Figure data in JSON
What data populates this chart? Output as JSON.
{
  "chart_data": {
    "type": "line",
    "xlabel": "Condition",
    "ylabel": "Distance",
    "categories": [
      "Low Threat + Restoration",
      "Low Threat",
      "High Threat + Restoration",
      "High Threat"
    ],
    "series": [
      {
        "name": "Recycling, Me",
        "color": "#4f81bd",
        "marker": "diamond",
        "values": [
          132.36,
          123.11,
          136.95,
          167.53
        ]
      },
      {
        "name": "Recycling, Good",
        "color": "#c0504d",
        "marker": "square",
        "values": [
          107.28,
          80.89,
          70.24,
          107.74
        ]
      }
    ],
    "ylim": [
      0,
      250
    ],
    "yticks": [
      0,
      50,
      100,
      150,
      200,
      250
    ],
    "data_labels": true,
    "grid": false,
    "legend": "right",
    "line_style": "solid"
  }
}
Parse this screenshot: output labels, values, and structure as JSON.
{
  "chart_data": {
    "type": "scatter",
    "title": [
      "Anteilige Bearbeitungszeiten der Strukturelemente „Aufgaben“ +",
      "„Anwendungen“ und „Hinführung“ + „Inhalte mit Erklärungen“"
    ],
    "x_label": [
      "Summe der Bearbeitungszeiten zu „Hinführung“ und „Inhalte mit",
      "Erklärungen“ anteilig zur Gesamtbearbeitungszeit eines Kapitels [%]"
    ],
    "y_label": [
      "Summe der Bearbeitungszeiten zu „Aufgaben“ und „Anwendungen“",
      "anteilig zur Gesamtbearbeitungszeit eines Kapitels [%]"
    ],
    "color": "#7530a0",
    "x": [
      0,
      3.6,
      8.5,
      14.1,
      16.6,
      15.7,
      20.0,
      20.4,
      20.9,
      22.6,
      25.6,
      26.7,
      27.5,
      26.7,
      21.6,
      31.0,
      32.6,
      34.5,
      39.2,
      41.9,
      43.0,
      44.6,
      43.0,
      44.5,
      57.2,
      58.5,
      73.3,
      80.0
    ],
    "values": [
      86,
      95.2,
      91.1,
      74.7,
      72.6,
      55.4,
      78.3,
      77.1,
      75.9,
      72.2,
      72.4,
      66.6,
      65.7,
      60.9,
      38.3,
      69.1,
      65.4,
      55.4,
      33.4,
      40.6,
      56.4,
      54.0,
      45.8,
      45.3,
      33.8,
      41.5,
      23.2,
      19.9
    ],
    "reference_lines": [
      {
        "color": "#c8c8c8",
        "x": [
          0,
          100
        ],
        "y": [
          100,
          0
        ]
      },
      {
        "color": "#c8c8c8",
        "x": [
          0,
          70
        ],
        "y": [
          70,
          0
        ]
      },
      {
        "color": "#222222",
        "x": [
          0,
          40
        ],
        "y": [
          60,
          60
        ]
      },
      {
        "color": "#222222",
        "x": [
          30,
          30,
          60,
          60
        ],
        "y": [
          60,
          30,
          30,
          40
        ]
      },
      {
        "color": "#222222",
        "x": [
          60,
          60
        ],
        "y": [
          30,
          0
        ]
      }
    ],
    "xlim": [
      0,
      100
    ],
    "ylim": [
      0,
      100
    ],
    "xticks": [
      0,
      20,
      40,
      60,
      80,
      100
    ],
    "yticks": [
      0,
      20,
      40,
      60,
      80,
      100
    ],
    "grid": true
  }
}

**THE EXERCISE:** Copy out the whole listing exactly as written.

**TASK ANSWER:**
What data populates this chart? Output as JSON.
{
  "chart_data": {
    "type": "line",
    "xlabel": "Condition",
    "ylabel": "Distance",
    "categories": [
      "Low Threat + Restoration",
      "Low Threat",
      "High Threat + Restoration",
      "High Threat"
    ],
    "series": [
      {
        "name": "Recycling, Me",
        "color": "#4f81bd",
        "marker": "diamond",
        "values": [
          132.36,
          123.11,
          136.95,
          167.53
        ]
      },
      {
        "name": "Recycling, Good",
        "color": "#c0504d",
        "marker": "square",
        "values": [
          107.28,
          80.89,
          70.24,
          107.74
        ]
      }
    ],
    "ylim": [
      0,
      250
    ],
    "yticks": [
      0,
      50,
      100,
      150,
      200,
      250
    ],
    "data_labels": true,
    "grid": false,
    "legend": "right",
    "line_style": "solid"
  }
}
Parse this screenshot: output labels, values, and structure as JSON.
{
  "chart_data": {
    "type": "scatter",
    "title": [
      "Anteilige Bearbeitungszeiten der Strukturelemente „Aufgaben“ +",
      "„Anwendungen“ und „Hinführung“ + „Inhalte mit Erklärungen“"
    ],
    "x_label": [
      "Summe der Bearbeitungszeiten zu „Hinführung“ und „Inhalte mit",
      "Erklärungen“ anteilig zur Gesamtbearbeitungszeit eines Kapitels [%]"
    ],
    "y_label": [
      "Summe der Bearbeitungszeiten zu „Aufgaben“ und „Anwendungen“",
      "anteilig zur Gesamtbearbeitungszeit eines Kapitels [%]"
    ],
    "color": "#7530a0",
    "x": [
      0,
      3.6,
      8.5,
      14.1,
      16.6,
      15.7,
      20.0,
      20.4,
      20.9,
      22.6,
      25.6,
      26.7,
      27.5,
      26.7,
      21.6,
      31.0,
      32.6,
      34.5,
      39.2,
      41.9,
      43.0,
      44.6,
      43.0,
      44.5,
      57.2,
      58.5,
      73.3,
      80.0
    ],
    "values": [
      86,
      95.2,
      91.1,
      74.7,
      72.6,
      55.4,
      78.3,
      77.1,
      75.9,
      72.2,
      72.4,
      66.6,
      65.7,
      60.9,
      38.3,
      69.1,
      65.4,
      55.4,
      33.4,
      40.6,
      56.4,
      54.0,
      45.8,
      45.3,
      33.8,
      41.5,
      23.2,
      19.9
    ],
    "reference_lines": [
      {
        "color": "#c8c8c8",
        "x": [
          0,
          100
        ],
        "y": [
          100,
          0
        ]
      },
      {
        "color": "#c8c8c8",
        "x": [
          0,
          70
        ],
        "y": [
          70,
          0
        ]
      },
      {
        "color": "#222222",
        "x": [
          0,
          40
        ],
        "y": [
          60,
          60
        ]
      },
      {
        "color": "#222222",
        "x": [
          30,
          30,
          60,
          60
        ],
        "y": [
          60,
          30,
          30,
          40
        ]
      },
      {
        "color": "#222222",
        "x": [
          60,
          60
        ],
        "y": [
          30,
          0
        ]
      }
    ],
    "xlim": [
      0,
      100
    ],
    "ylim": [
      0,
      100
    ],
    "xticks": [
      0,
      20,
      40,
      60,
      80,
      100
    ],
    "yticks": [
      0,
      20,
      40,
      60,
      80,
      100
    ],
    "grid": true
  }
}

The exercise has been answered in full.